==== Data lines

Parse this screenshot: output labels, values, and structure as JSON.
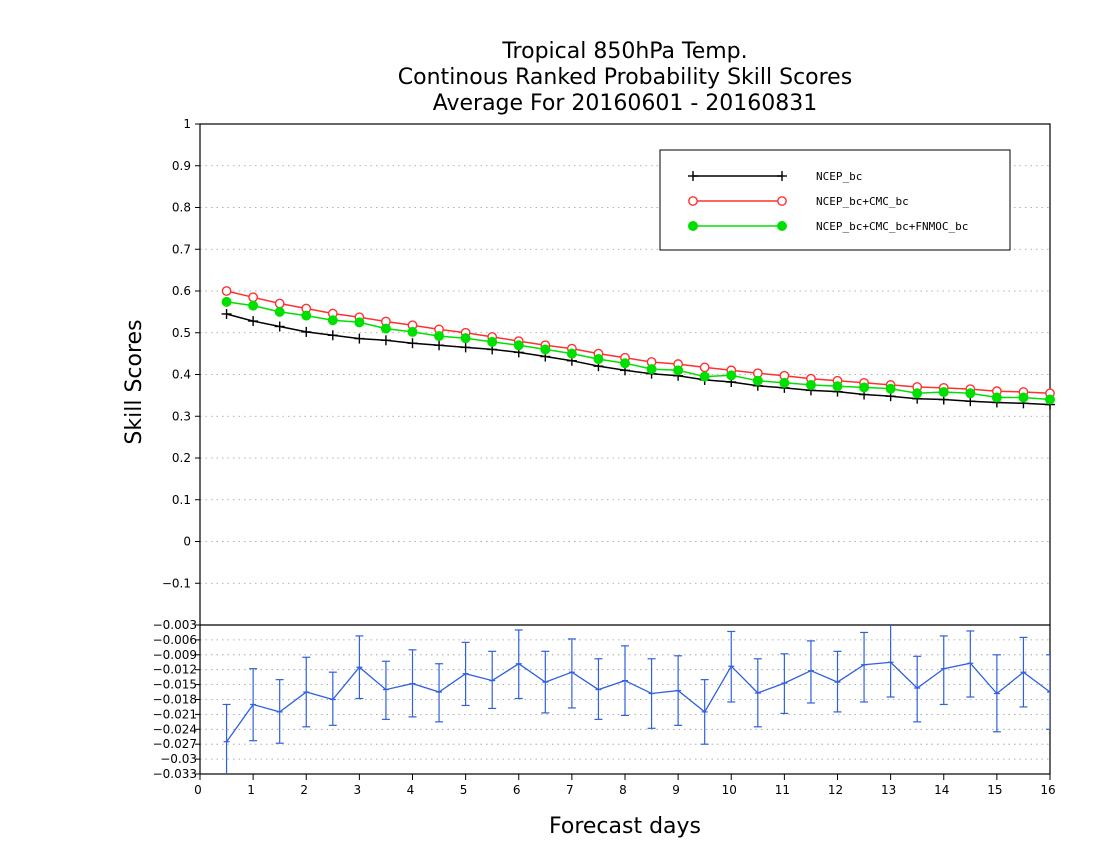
{
  "chart_data": {
    "type": "line",
    "title": [
      "Tropical 850hPa Temp.",
      "Continous Ranked Probability Skill Scores",
      "Average For 20160601 - 20160831"
    ],
    "xlabel": "Forecast days",
    "ylabel": "Skill Scores",
    "xlim": [
      0,
      16
    ],
    "ylim": [
      -0.2,
      1
    ],
    "x_ticks": [
      0,
      1,
      2,
      3,
      4,
      5,
      6,
      7,
      8,
      9,
      10,
      11,
      12,
      13,
      14,
      15,
      16
    ],
    "y_ticks": [
      -0.1,
      0,
      0.1,
      0.2,
      0.3,
      0.4,
      0.5,
      0.6,
      0.7,
      0.8,
      0.9,
      1
    ],
    "y_tick_labels": [
      "−0.1",
      "0",
      "0.1",
      "0.2",
      "0.3",
      "0.4",
      "0.5",
      "0.6",
      "0.7",
      "0.8",
      "0.9",
      "1"
    ],
    "grid": true,
    "legend_position": "top-right",
    "x": [
      0.5,
      1,
      1.5,
      2,
      2.5,
      3,
      3.5,
      4,
      4.5,
      5,
      5.5,
      6,
      6.5,
      7,
      7.5,
      8,
      8.5,
      9,
      9.5,
      10,
      10.5,
      11,
      11.5,
      12,
      12.5,
      13,
      13.5,
      14,
      14.5,
      15,
      15.5,
      16
    ],
    "series": [
      {
        "name": "NCEP_bc",
        "color": "#000000",
        "marker": "plus",
        "values": [
          0.545,
          0.528,
          0.515,
          0.502,
          0.494,
          0.486,
          0.482,
          0.475,
          0.47,
          0.465,
          0.46,
          0.453,
          0.443,
          0.433,
          0.42,
          0.41,
          0.402,
          0.397,
          0.387,
          0.382,
          0.373,
          0.368,
          0.362,
          0.359,
          0.352,
          0.348,
          0.342,
          0.34,
          0.336,
          0.333,
          0.331,
          0.328
        ]
      },
      {
        "name": "NCEP_bc+CMC_bc",
        "color": "#ff3030",
        "marker": "open-circle",
        "values": [
          0.6,
          0.585,
          0.57,
          0.558,
          0.546,
          0.537,
          0.527,
          0.518,
          0.508,
          0.5,
          0.49,
          0.48,
          0.47,
          0.462,
          0.45,
          0.44,
          0.43,
          0.425,
          0.417,
          0.41,
          0.403,
          0.397,
          0.39,
          0.385,
          0.38,
          0.375,
          0.37,
          0.368,
          0.365,
          0.36,
          0.358,
          0.355
        ]
      },
      {
        "name": "NCEP_bc+CMC_bc+FNMOC_bc",
        "color": "#00e000",
        "marker": "filled-circle",
        "values": [
          0.574,
          0.565,
          0.55,
          0.541,
          0.53,
          0.525,
          0.51,
          0.502,
          0.492,
          0.487,
          0.478,
          0.47,
          0.46,
          0.45,
          0.437,
          0.427,
          0.413,
          0.41,
          0.395,
          0.398,
          0.385,
          0.38,
          0.375,
          0.372,
          0.369,
          0.366,
          0.355,
          0.358,
          0.355,
          0.345,
          0.345,
          0.34
        ]
      }
    ],
    "difference_panel": {
      "type": "line-errorbar",
      "ylim": [
        -0.033,
        -0.003
      ],
      "y_ticks": [
        -0.033,
        -0.03,
        -0.027,
        -0.024,
        -0.021,
        -0.018,
        -0.015,
        -0.012,
        -0.009,
        -0.006,
        -0.003
      ],
      "y_tick_labels": [
        "−0.033",
        "−0.03",
        "−0.027",
        "−0.024",
        "−0.021",
        "−0.018",
        "−0.015",
        "−0.012",
        "−0.009",
        "−0.006",
        "−0.003"
      ],
      "color": "#3060e0",
      "values": [
        -0.0265,
        -0.019,
        -0.0205,
        -0.0165,
        -0.018,
        -0.0115,
        -0.016,
        -0.0148,
        -0.0165,
        -0.0128,
        -0.0142,
        -0.0108,
        -0.0145,
        -0.0125,
        -0.016,
        -0.0142,
        -0.0168,
        -0.0162,
        -0.0205,
        -0.0113,
        -0.0167,
        -0.0147,
        -0.0122,
        -0.0145,
        -0.011,
        -0.0105,
        -0.0157,
        -0.0118,
        -0.0107,
        -0.0168,
        -0.0125,
        -0.0165
      ],
      "err_low": [
        -0.0335,
        -0.0263,
        -0.0268,
        -0.0235,
        -0.0232,
        -0.0178,
        -0.022,
        -0.0215,
        -0.0225,
        -0.0192,
        -0.0198,
        -0.0178,
        -0.0207,
        -0.0197,
        -0.022,
        -0.0212,
        -0.0238,
        -0.0232,
        -0.027,
        -0.0185,
        -0.0235,
        -0.0208,
        -0.0187,
        -0.0205,
        -0.0185,
        -0.0175,
        -0.0225,
        -0.019,
        -0.0175,
        -0.0245,
        -0.0195,
        -0.024
      ],
      "err_high": [
        -0.019,
        -0.0118,
        -0.014,
        -0.0095,
        -0.0125,
        -0.0052,
        -0.0103,
        -0.008,
        -0.0108,
        -0.0065,
        -0.0083,
        -0.004,
        -0.0083,
        -0.0058,
        -0.0098,
        -0.0072,
        -0.0098,
        -0.0092,
        -0.014,
        -0.0043,
        -0.0098,
        -0.0088,
        -0.0062,
        -0.0083,
        -0.0045,
        -0.0028,
        -0.0093,
        -0.0052,
        -0.0042,
        -0.009,
        -0.0055,
        -0.009
      ]
    }
  }
}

========

Problem to work on
Tally up the lines of the listing containing the word "name". Give only the total.

Result
3